*** SUPPLIED DATA ***
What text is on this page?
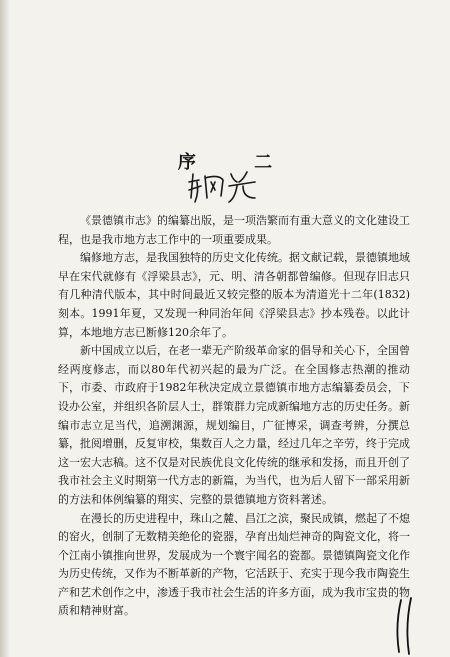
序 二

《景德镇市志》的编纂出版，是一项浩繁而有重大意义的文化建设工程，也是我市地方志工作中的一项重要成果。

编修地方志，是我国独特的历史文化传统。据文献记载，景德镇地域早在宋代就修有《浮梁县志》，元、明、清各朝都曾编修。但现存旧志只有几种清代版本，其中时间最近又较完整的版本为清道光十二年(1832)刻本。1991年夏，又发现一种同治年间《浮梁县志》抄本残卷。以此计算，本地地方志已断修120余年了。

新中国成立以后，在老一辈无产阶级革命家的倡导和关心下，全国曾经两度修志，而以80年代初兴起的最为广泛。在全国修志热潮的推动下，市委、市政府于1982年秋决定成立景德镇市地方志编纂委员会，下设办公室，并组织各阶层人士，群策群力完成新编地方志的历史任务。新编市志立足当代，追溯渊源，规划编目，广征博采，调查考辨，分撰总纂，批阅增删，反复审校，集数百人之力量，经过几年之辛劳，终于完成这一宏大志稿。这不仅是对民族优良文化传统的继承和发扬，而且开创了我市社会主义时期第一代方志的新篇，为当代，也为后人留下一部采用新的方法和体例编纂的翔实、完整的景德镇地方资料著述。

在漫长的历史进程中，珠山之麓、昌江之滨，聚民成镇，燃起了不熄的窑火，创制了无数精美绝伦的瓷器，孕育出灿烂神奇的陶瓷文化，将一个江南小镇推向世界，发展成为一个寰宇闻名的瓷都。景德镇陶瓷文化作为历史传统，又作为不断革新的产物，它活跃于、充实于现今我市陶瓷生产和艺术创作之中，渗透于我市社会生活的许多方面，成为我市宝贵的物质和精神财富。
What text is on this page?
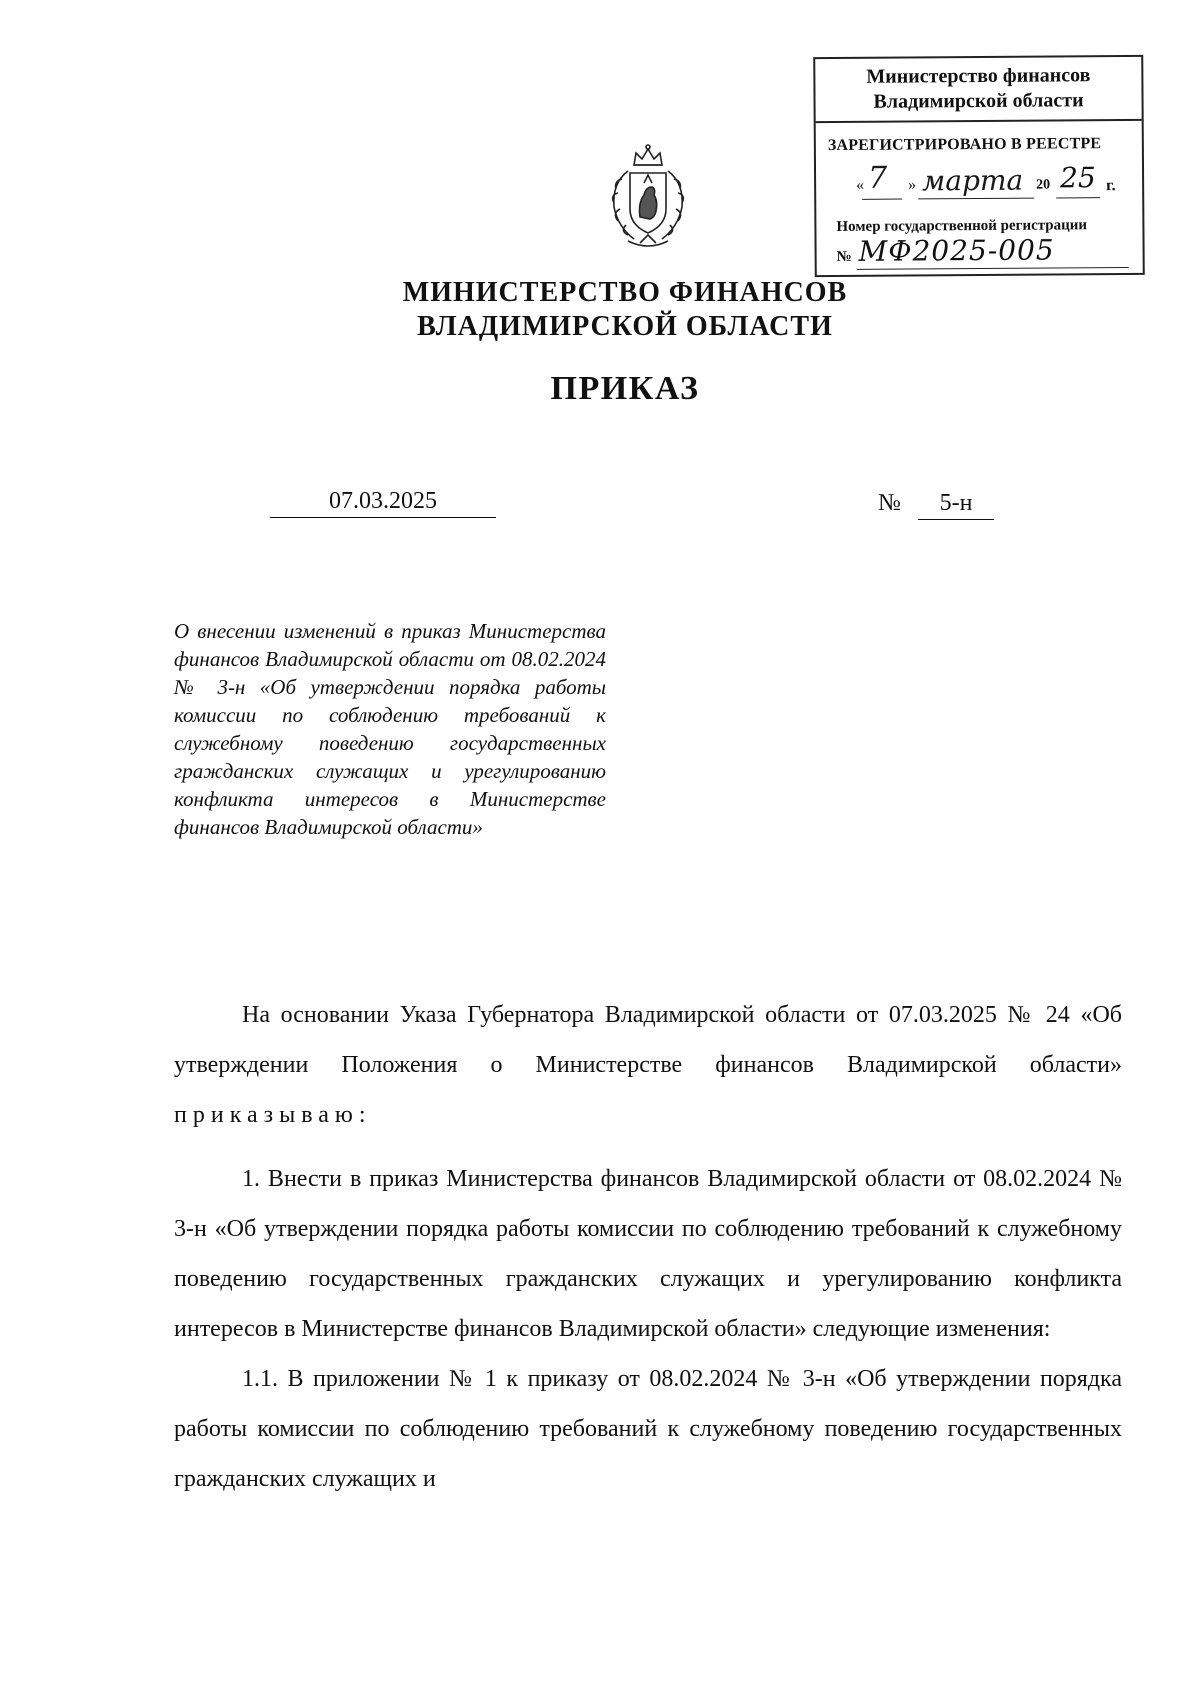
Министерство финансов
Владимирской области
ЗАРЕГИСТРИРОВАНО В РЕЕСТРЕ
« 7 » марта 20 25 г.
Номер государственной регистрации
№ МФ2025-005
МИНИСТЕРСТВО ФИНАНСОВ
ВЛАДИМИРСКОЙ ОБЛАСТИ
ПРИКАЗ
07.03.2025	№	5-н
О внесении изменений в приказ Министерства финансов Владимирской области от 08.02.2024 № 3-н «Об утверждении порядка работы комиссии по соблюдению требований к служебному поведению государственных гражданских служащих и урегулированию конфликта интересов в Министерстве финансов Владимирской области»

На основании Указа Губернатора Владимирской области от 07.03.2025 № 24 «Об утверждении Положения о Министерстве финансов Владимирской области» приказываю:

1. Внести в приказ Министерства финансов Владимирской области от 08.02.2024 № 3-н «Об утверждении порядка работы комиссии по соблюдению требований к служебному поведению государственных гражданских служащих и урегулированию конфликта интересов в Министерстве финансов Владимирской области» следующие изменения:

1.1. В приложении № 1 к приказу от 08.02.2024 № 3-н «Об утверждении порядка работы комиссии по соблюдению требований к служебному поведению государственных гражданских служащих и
***
▸ WHAT NEEDS TO BE DONE
Work through the data and report how many of its lines hold the word "требований", giving only the figure.

▸ FULL SOLUTION
3